PROMPT >> Among the following entries, count the lines that contain "текста" and report only the result.

[Source data]

-*-*-

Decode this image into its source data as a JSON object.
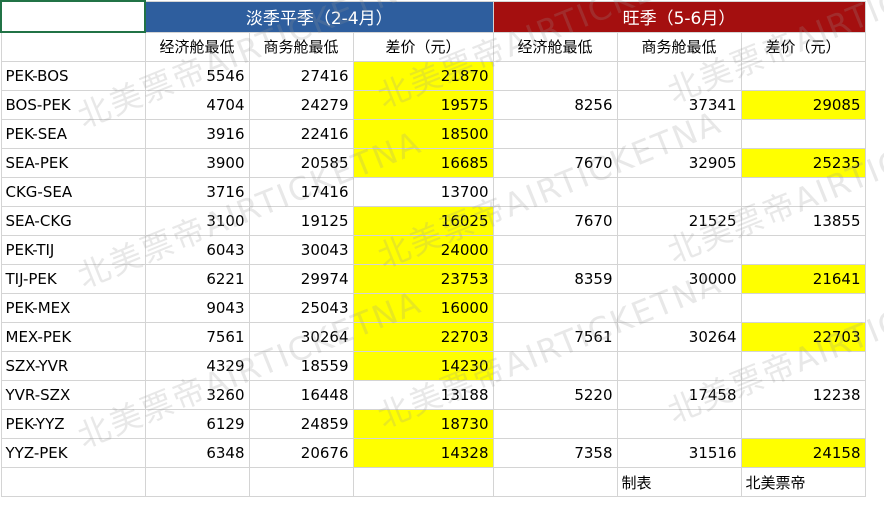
{
  "sheet": {
    "off_season_title": "淡季平季（2-4月）",
    "peak_season_title": "旺季（5-6月）",
    "headers": {
      "off": [
        "经济舱最低",
        "商务舱最低",
        "差价（元）"
      ],
      "peak": [
        "经济舱最低",
        "商务舱最低",
        "差价（元）"
      ]
    },
    "rows": [
      {
        "route": "PEK-BOS",
        "off": [
          "5546",
          "27416",
          "21870"
        ],
        "peak": [
          "",
          "",
          ""
        ]
      },
      {
        "route": "BOS-PEK",
        "off": [
          "4704",
          "24279",
          "19575"
        ],
        "peak": [
          "8256",
          "37341",
          "29085"
        ]
      },
      {
        "route": "PEK-SEA",
        "off": [
          "3916",
          "22416",
          "18500"
        ],
        "peak": [
          "",
          "",
          ""
        ]
      },
      {
        "route": "SEA-PEK",
        "off": [
          "3900",
          "20585",
          "16685"
        ],
        "peak": [
          "7670",
          "32905",
          "25235"
        ]
      },
      {
        "route": "CKG-SEA",
        "off": [
          "3716",
          "17416",
          "13700"
        ],
        "peak": [
          "",
          "",
          ""
        ]
      },
      {
        "route": "SEA-CKG",
        "off": [
          "3100",
          "19125",
          "16025"
        ],
        "peak": [
          "7670",
          "21525",
          "13855"
        ]
      },
      {
        "route": "PEK-TIJ",
        "off": [
          "6043",
          "30043",
          "24000"
        ],
        "peak": [
          "",
          "",
          ""
        ]
      },
      {
        "route": "TIJ-PEK",
        "off": [
          "6221",
          "29974",
          "23753"
        ],
        "peak": [
          "8359",
          "30000",
          "21641"
        ]
      },
      {
        "route": "PEK-MEX",
        "off": [
          "9043",
          "25043",
          "16000"
        ],
        "peak": [
          "",
          "",
          ""
        ]
      },
      {
        "route": "MEX-PEK",
        "off": [
          "7561",
          "30264",
          "22703"
        ],
        "peak": [
          "7561",
          "30264",
          "22703"
        ]
      },
      {
        "route": "SZX-YVR",
        "off": [
          "4329",
          "18559",
          "14230"
        ],
        "peak": [
          "",
          "",
          ""
        ]
      },
      {
        "route": "YVR-SZX",
        "off": [
          "3260",
          "16448",
          "13188"
        ],
        "peak": [
          "5220",
          "17458",
          "12238"
        ]
      },
      {
        "route": "PEK-YYZ",
        "off": [
          "6129",
          "24859",
          "18730"
        ],
        "peak": [
          "",
          "",
          ""
        ]
      },
      {
        "route": "YYZ-PEK",
        "off": [
          "6348",
          "20676",
          "14328"
        ],
        "peak": [
          "7358",
          "31516",
          "24158"
        ]
      }
    ],
    "footer": {
      "made_by_label": "制表",
      "maker": "北美票帝"
    },
    "highlight_color": "#ffff00",
    "off_header_color": "#2e5e9e",
    "peak_header_color": "#a40f0f"
  },
  "watermark": {
    "text": "北美票帝AIRTICKETNA"
  }
}
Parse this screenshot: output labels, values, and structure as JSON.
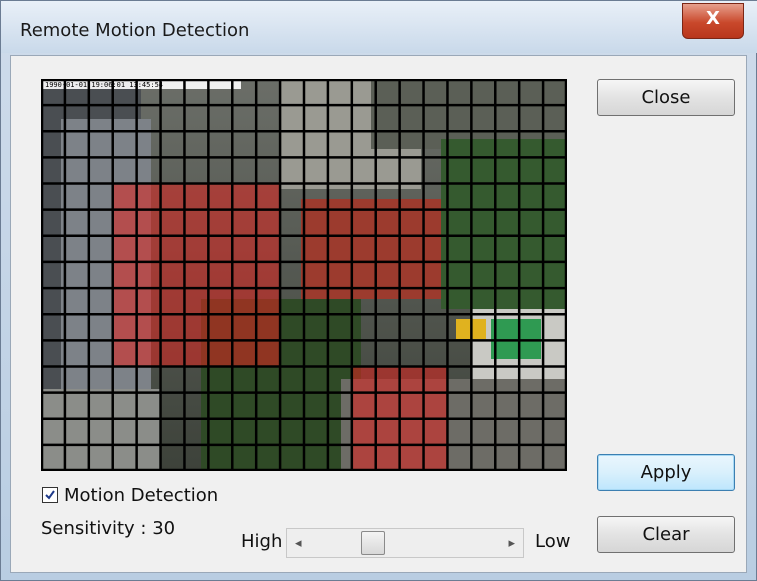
{
  "window": {
    "title": "Remote Motion Detection",
    "close_glyph": "X"
  },
  "buttons": {
    "close": "Close",
    "apply": "Apply",
    "clear": "Clear"
  },
  "video": {
    "timestamp": "1990-01-01   19:06:01   13:45:54",
    "grid": {
      "cols": 22,
      "rows": 15
    },
    "active_regions": [
      {
        "col_start": 3,
        "col_end": 10,
        "row_start": 4,
        "row_end": 11
      },
      {
        "col_start": 13,
        "col_end": 17,
        "row_start": 11,
        "row_end": 15
      }
    ],
    "highlight_color": "#e0241f"
  },
  "motion_detection": {
    "label": "Motion Detection",
    "checked": true
  },
  "sensitivity": {
    "label": "Sensitivity : 30",
    "value": 30,
    "high_label": "High",
    "low_label": "Low",
    "left_arrow": "◂",
    "right_arrow": "▸"
  },
  "icons": {
    "checkbox": "checkmark-icon",
    "slider_left": "arrow-left-icon",
    "slider_right": "arrow-right-icon"
  }
}
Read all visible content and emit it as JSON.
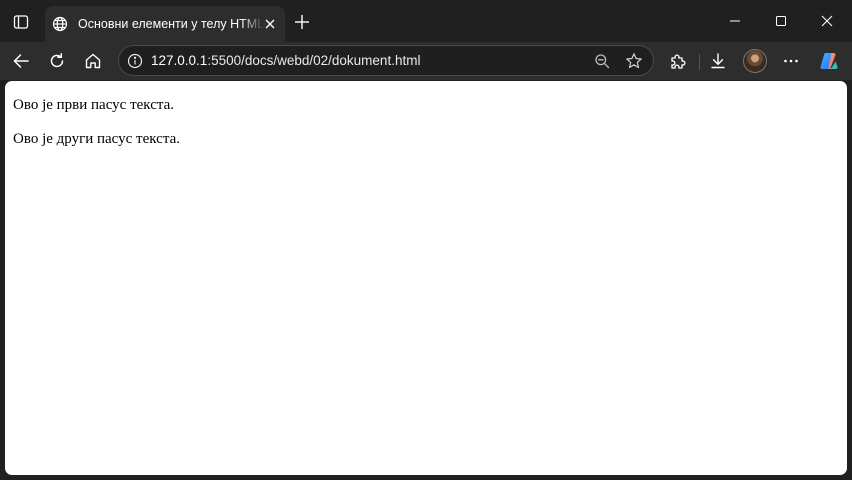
{
  "browser": {
    "tab": {
      "title": "Основни елементи у телу HTML",
      "favicon": "globe-icon",
      "close": "close-icon"
    },
    "new_tab": "plus-icon",
    "window_controls": [
      "minimize-icon",
      "maximize-icon",
      "close-icon"
    ],
    "toolbar": {
      "back": "arrow-left-icon",
      "reload": "reload-icon",
      "home": "home-icon",
      "url_host": "127.0.0.1",
      "url_rest": ":5500/docs/webd/02/dokument.html",
      "site_info": "info-icon",
      "zoom": "zoom-out-icon",
      "favorite": "star-icon",
      "extensions": "puzzle-icon",
      "downloads": "download-icon",
      "profile": "avatar",
      "more": "more-icon",
      "copilot": "copilot-icon"
    }
  },
  "document": {
    "paragraphs": [
      "Ово је први пасус текста.",
      "Ово је други пасус текста."
    ]
  },
  "colors": {
    "titlebar": "#202020",
    "toolbar": "#2d2d2d",
    "page": "#ffffff",
    "text": "#000000"
  }
}
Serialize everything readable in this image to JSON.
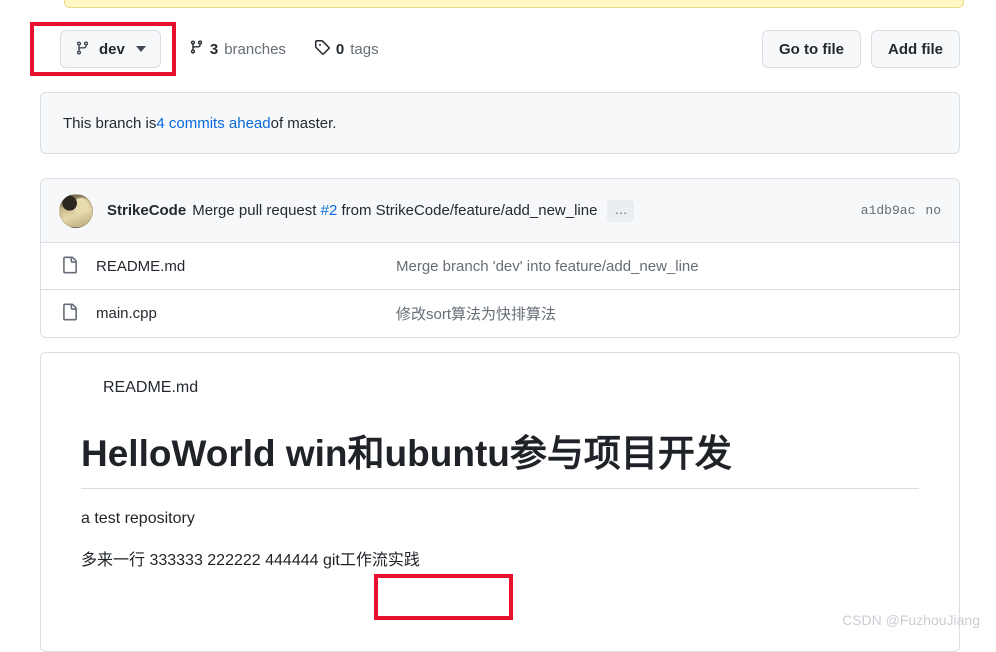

-*-*-

COMPLETED TASK >> 2